— start of Information supplied —

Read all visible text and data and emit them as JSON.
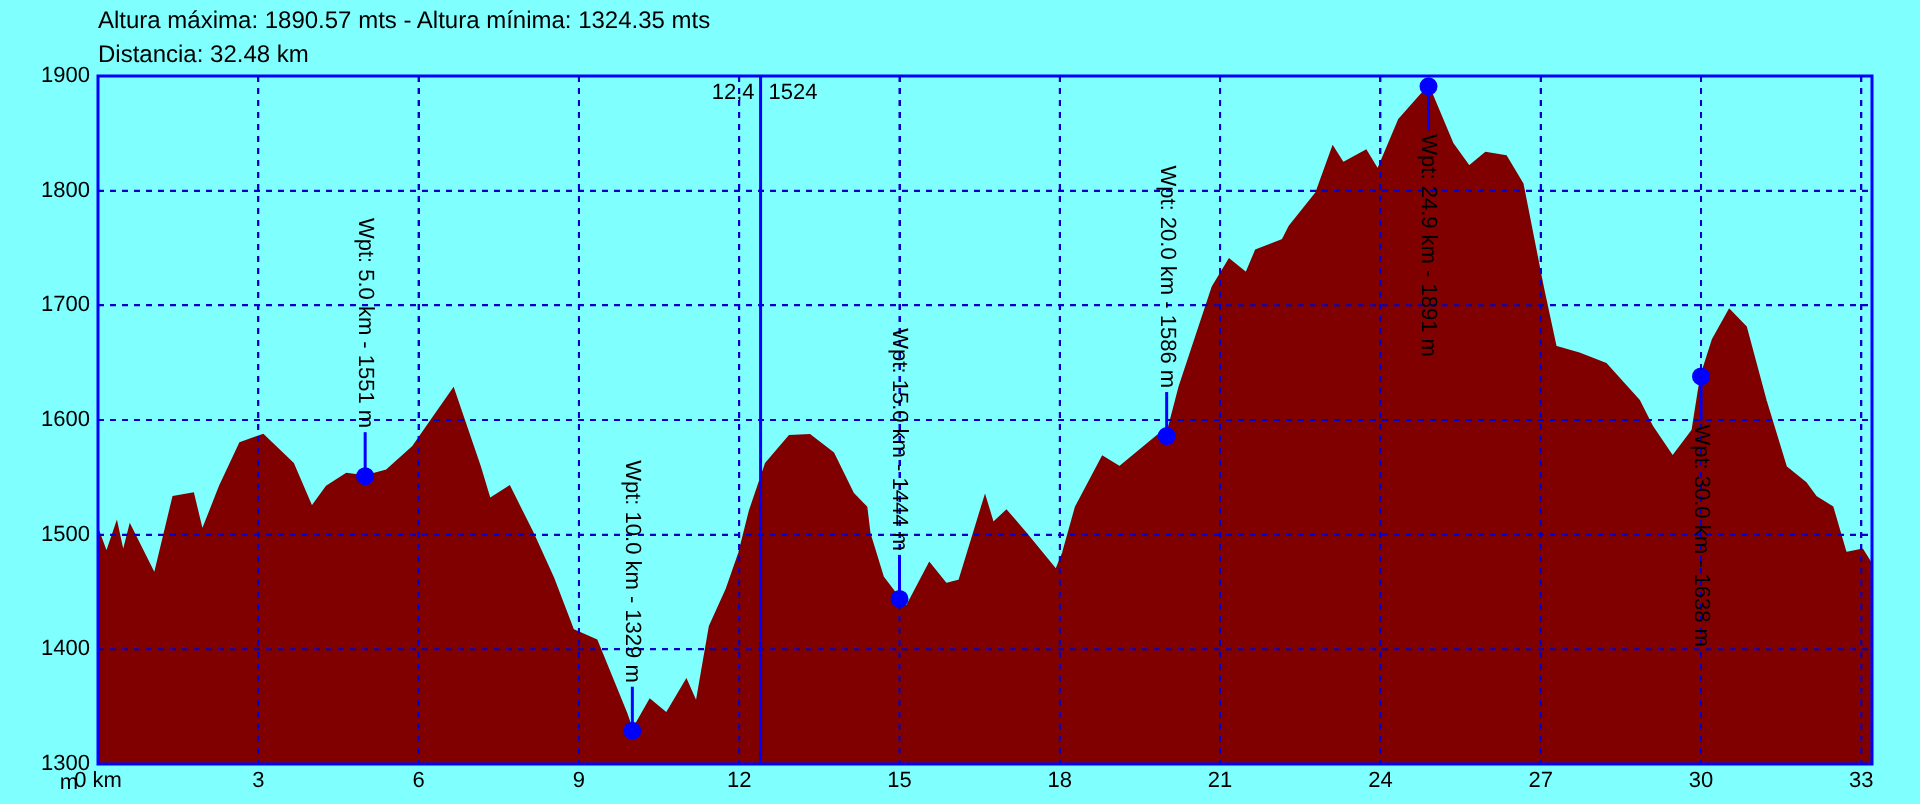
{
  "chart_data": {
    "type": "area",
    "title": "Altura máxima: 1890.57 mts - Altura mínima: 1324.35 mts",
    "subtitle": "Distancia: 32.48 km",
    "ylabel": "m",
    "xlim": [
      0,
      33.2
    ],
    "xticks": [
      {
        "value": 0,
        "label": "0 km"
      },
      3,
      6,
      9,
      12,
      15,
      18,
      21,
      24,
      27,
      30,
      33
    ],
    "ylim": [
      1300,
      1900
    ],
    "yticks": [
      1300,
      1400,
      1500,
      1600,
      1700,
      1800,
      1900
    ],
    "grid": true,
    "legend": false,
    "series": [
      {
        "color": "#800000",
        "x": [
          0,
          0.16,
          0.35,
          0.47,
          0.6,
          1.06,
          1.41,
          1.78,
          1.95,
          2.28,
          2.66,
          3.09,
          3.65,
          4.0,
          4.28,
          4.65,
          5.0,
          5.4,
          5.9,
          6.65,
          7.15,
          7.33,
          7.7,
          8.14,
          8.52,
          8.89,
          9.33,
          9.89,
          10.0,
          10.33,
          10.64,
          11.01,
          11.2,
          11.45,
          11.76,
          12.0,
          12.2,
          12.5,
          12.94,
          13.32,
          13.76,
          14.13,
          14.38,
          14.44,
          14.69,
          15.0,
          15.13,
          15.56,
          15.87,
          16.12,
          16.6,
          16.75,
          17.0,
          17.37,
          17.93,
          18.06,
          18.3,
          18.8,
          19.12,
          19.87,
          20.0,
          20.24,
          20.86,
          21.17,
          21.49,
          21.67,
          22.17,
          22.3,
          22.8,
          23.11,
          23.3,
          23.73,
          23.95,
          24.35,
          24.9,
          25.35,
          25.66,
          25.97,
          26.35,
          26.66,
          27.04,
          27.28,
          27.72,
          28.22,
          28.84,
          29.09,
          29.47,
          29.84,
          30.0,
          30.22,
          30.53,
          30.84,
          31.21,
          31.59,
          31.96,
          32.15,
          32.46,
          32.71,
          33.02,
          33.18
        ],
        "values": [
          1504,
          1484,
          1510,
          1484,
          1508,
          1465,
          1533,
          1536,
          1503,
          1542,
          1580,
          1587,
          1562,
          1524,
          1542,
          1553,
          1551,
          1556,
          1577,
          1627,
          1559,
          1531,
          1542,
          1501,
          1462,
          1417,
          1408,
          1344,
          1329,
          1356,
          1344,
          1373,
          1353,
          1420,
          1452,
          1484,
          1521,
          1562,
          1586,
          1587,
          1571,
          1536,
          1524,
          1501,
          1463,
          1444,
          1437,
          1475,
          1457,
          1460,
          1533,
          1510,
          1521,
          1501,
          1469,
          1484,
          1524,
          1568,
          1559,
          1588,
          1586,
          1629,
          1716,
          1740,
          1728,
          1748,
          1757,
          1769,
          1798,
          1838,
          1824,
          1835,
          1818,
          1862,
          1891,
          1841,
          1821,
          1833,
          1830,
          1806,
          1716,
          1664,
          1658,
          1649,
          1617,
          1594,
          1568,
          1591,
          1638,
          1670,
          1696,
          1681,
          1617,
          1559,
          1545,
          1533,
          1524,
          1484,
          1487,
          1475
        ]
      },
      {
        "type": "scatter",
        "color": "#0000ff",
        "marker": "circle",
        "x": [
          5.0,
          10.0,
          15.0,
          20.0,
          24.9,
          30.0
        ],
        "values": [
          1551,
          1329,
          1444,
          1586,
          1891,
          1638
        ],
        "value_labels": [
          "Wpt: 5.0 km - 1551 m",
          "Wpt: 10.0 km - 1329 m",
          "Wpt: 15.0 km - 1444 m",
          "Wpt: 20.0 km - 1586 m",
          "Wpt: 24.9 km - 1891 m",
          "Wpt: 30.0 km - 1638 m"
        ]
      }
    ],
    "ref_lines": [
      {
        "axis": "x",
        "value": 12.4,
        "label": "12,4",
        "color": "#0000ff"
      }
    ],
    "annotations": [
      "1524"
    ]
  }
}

— end of Information supplied —
— start of Information supplied —

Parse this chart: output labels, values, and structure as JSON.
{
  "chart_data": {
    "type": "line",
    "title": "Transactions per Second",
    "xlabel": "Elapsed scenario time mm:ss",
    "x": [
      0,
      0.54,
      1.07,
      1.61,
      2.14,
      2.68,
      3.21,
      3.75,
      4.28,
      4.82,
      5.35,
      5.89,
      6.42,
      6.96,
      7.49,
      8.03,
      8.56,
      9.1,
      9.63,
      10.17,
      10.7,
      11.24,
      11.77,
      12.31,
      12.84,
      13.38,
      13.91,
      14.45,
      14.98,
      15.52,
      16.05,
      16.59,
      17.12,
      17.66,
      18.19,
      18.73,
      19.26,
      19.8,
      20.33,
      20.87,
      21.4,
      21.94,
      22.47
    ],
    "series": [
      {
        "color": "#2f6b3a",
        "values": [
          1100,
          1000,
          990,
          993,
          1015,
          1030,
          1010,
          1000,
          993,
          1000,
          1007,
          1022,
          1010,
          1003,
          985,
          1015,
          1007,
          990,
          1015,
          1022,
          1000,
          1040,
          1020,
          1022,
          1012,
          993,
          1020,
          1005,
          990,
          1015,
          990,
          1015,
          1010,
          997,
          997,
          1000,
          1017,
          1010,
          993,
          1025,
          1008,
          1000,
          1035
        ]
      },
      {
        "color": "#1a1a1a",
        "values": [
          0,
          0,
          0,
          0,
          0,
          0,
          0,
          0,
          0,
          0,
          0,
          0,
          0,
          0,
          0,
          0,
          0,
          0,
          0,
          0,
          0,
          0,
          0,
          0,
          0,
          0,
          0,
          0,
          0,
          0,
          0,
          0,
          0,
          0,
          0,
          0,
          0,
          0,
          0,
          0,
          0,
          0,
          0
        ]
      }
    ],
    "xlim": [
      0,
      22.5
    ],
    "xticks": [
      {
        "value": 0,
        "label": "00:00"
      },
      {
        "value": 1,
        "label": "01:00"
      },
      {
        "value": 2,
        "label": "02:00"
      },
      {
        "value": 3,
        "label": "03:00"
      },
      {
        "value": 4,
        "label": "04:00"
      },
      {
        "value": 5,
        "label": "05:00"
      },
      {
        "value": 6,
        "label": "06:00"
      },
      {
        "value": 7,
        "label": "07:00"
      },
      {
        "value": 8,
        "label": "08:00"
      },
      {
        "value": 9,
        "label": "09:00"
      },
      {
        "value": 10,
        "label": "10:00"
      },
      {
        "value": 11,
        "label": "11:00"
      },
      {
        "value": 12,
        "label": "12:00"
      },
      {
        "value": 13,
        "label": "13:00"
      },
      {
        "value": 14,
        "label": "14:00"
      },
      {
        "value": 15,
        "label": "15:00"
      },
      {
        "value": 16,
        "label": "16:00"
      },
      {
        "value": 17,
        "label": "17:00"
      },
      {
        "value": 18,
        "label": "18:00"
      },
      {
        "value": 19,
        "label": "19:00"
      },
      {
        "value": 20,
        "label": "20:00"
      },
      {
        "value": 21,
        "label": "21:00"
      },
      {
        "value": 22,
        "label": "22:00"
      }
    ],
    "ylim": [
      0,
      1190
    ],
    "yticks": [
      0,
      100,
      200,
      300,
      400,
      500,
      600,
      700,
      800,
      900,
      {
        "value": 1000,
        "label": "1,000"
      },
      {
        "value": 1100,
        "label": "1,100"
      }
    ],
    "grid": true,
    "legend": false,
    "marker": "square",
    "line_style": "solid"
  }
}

— end of Information supplied —

--- Goal of the exercise ---
Search the material above for "JSON". Pull out each line where it shows up.

--- Output for this task ---
Read all visible text and data and emit them as JSON.
Parse this chart: output labels, values, and structure as JSON.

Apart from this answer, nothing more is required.